Collected data entries
___

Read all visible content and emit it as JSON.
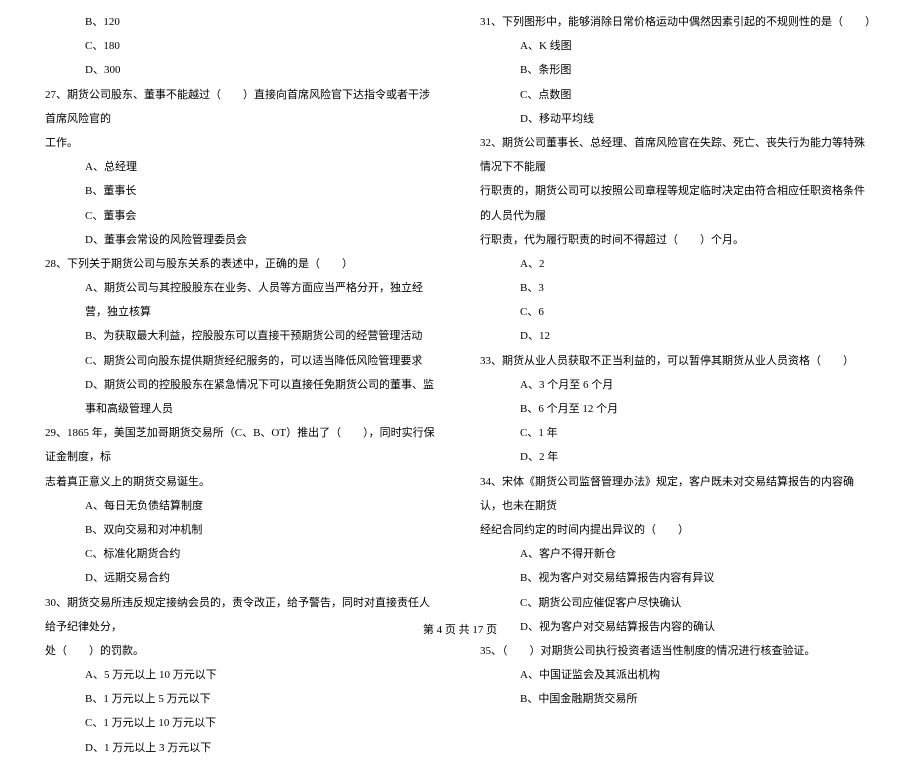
{
  "left": {
    "opt_b_120": "B、120",
    "opt_c_180": "C、180",
    "opt_d_300": "D、300",
    "q27": "27、期货公司股东、董事不能越过（　　）直接向首席风险官下达指令或者干涉首席风险官的",
    "q27_cont": "工作。",
    "q27_a": "A、总经理",
    "q27_b": "B、董事长",
    "q27_c": "C、董事会",
    "q27_d": "D、董事会常设的风险管理委员会",
    "q28": "28、下列关于期货公司与股东关系的表述中，正确的是（　　）",
    "q28_a": "A、期货公司与其控股股东在业务、人员等方面应当严格分开，独立经营，独立核算",
    "q28_b": "B、为获取最大利益，控股股东可以直接干预期货公司的经营管理活动",
    "q28_c": "C、期货公司向股东提供期货经纪服务的，可以适当降低风险管理要求",
    "q28_d": "D、期货公司的控股股东在紧急情况下可以直接任免期货公司的董事、监事和高级管理人员",
    "q29": "29、1865 年，美国芝加哥期货交易所（C、B、OT）推出了（　　），同时实行保证金制度，标",
    "q29_cont": "志着真正意义上的期货交易诞生。",
    "q29_a": "A、每日无负债结算制度",
    "q29_b": "B、双向交易和对冲机制",
    "q29_c": "C、标准化期货合约",
    "q29_d": "D、远期交易合约",
    "q30": "30、期货交易所违反规定接纳会员的，责令改正，给予警告，同时对直接责任人给予纪律处分，",
    "q30_cont": "处（　　）的罚款。",
    "q30_a": "A、5 万元以上 10 万元以下",
    "q30_b": "B、1 万元以上 5 万元以下",
    "q30_c": "C、1 万元以上 10 万元以下",
    "q30_d": "D、1 万元以上 3 万元以下"
  },
  "right": {
    "q31": "31、下列图形中，能够消除日常价格运动中偶然因素引起的不规则性的是（　　）",
    "q31_a": "A、K 线图",
    "q31_b": "B、条形图",
    "q31_c": "C、点数图",
    "q31_d": "D、移动平均线",
    "q32": "32、期货公司董事长、总经理、首席风险官在失踪、死亡、丧失行为能力等特殊情况下不能履",
    "q32_cont1": "行职责的，期货公司可以按照公司章程等规定临时决定由符合相应任职资格条件的人员代为履",
    "q32_cont2": "行职责，代为履行职责的时间不得超过（　　）个月。",
    "q32_a": "A、2",
    "q32_b": "B、3",
    "q32_c": "C、6",
    "q32_d": "D、12",
    "q33": "33、期货从业人员获取不正当利益的，可以暂停其期货从业人员资格（　　）",
    "q33_a": "A、3 个月至 6 个月",
    "q33_b": "B、6 个月至 12 个月",
    "q33_c": "C、1 年",
    "q33_d": "D、2 年",
    "q34": "34、宋体《期货公司监督管理办法》规定，客户既未对交易结算报告的内容确认，也未在期货",
    "q34_cont": "经纪合同约定的时间内提出异议的（　　）",
    "q34_a": "A、客户不得开新仓",
    "q34_b": "B、视为客户对交易结算报告内容有异议",
    "q34_c": "C、期货公司应催促客户尽快确认",
    "q34_d": "D、视为客户对交易结算报告内容的确认",
    "q35": "35、（　　）对期货公司执行投资者适当性制度的情况进行核查验证。",
    "q35_a": "A、中国证监会及其派出机构",
    "q35_b": "B、中国金融期货交易所"
  },
  "footer": "第 4 页 共 17 页"
}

___

→ WHAT IS REQUIRED:
Images should not appear in the copy; retype the listing above exactly.

→ RESPONSE TO THIS EXERCISE:
Read all visible content and emit it as JSON.
{
  "left": {
    "opt_b_120": "B、120",
    "opt_c_180": "C、180",
    "opt_d_300": "D、300",
    "q27": "27、期货公司股东、董事不能越过（　　）直接向首席风险官下达指令或者干涉首席风险官的",
    "q27_cont": "工作。",
    "q27_a": "A、总经理",
    "q27_b": "B、董事长",
    "q27_c": "C、董事会",
    "q27_d": "D、董事会常设的风险管理委员会",
    "q28": "28、下列关于期货公司与股东关系的表述中，正确的是（　　）",
    "q28_a": "A、期货公司与其控股股东在业务、人员等方面应当严格分开，独立经营，独立核算",
    "q28_b": "B、为获取最大利益，控股股东可以直接干预期货公司的经营管理活动",
    "q28_c": "C、期货公司向股东提供期货经纪服务的，可以适当降低风险管理要求",
    "q28_d": "D、期货公司的控股股东在紧急情况下可以直接任免期货公司的董事、监事和高级管理人员",
    "q29": "29、1865 年，美国芝加哥期货交易所（C、B、OT）推出了（　　），同时实行保证金制度，标",
    "q29_cont": "志着真正意义上的期货交易诞生。",
    "q29_a": "A、每日无负债结算制度",
    "q29_b": "B、双向交易和对冲机制",
    "q29_c": "C、标准化期货合约",
    "q29_d": "D、远期交易合约",
    "q30": "30、期货交易所违反规定接纳会员的，责令改正，给予警告，同时对直接责任人给予纪律处分，",
    "q30_cont": "处（　　）的罚款。",
    "q30_a": "A、5 万元以上 10 万元以下",
    "q30_b": "B、1 万元以上 5 万元以下",
    "q30_c": "C、1 万元以上 10 万元以下",
    "q30_d": "D、1 万元以上 3 万元以下"
  },
  "right": {
    "q31": "31、下列图形中，能够消除日常价格运动中偶然因素引起的不规则性的是（　　）",
    "q31_a": "A、K 线图",
    "q31_b": "B、条形图",
    "q31_c": "C、点数图",
    "q31_d": "D、移动平均线",
    "q32": "32、期货公司董事长、总经理、首席风险官在失踪、死亡、丧失行为能力等特殊情况下不能履",
    "q32_cont1": "行职责的，期货公司可以按照公司章程等规定临时决定由符合相应任职资格条件的人员代为履",
    "q32_cont2": "行职责，代为履行职责的时间不得超过（　　）个月。",
    "q32_a": "A、2",
    "q32_b": "B、3",
    "q32_c": "C、6",
    "q32_d": "D、12",
    "q33": "33、期货从业人员获取不正当利益的，可以暂停其期货从业人员资格（　　）",
    "q33_a": "A、3 个月至 6 个月",
    "q33_b": "B、6 个月至 12 个月",
    "q33_c": "C、1 年",
    "q33_d": "D、2 年",
    "q34": "34、宋体《期货公司监督管理办法》规定，客户既未对交易结算报告的内容确认，也未在期货",
    "q34_cont": "经纪合同约定的时间内提出异议的（　　）",
    "q34_a": "A、客户不得开新仓",
    "q34_b": "B、视为客户对交易结算报告内容有异议",
    "q34_c": "C、期货公司应催促客户尽快确认",
    "q34_d": "D、视为客户对交易结算报告内容的确认",
    "q35": "35、（　　）对期货公司执行投资者适当性制度的情况进行核查验证。",
    "q35_a": "A、中国证监会及其派出机构",
    "q35_b": "B、中国金融期货交易所"
  },
  "footer": "第 4 页 共 17 页"
}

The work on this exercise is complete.